#### GIVEN REQUEST:
Look through the records below and collect all lines that hold the string "Fully".

:: MATERIAL PROVIDED

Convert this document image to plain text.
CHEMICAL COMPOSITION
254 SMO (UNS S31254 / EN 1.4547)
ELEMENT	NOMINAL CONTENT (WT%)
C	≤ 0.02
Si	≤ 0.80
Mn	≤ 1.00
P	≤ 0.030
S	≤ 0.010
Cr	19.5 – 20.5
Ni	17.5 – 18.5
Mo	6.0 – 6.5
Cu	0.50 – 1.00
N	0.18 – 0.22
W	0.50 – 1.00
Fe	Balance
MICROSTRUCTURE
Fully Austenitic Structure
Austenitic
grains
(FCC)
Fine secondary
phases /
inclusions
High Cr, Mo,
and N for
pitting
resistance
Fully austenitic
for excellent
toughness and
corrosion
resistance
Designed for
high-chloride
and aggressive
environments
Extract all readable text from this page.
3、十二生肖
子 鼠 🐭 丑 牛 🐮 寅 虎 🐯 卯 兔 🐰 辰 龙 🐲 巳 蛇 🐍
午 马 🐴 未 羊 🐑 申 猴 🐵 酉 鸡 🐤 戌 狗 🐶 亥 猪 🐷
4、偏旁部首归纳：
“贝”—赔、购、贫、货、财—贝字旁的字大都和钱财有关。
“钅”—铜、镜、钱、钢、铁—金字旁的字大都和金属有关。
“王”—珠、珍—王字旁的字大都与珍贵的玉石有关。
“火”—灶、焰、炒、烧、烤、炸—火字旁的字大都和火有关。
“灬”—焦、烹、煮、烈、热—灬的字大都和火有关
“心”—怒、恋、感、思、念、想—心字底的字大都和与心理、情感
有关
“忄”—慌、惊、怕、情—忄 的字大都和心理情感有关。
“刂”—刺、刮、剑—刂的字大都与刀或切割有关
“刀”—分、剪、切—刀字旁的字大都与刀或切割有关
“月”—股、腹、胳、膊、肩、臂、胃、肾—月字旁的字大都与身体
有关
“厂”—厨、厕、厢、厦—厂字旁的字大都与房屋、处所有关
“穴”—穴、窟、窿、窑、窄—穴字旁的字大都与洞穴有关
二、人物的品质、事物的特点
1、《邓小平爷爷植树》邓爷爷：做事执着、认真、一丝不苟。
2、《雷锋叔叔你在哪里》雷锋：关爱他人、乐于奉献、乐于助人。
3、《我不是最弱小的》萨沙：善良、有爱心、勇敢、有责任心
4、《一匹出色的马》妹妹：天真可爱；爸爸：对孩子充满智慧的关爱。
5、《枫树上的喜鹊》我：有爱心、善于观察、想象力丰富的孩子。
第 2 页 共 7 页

::::

#### WORKED ANSWER:
Fully Austenitic Structure
Fully austenitic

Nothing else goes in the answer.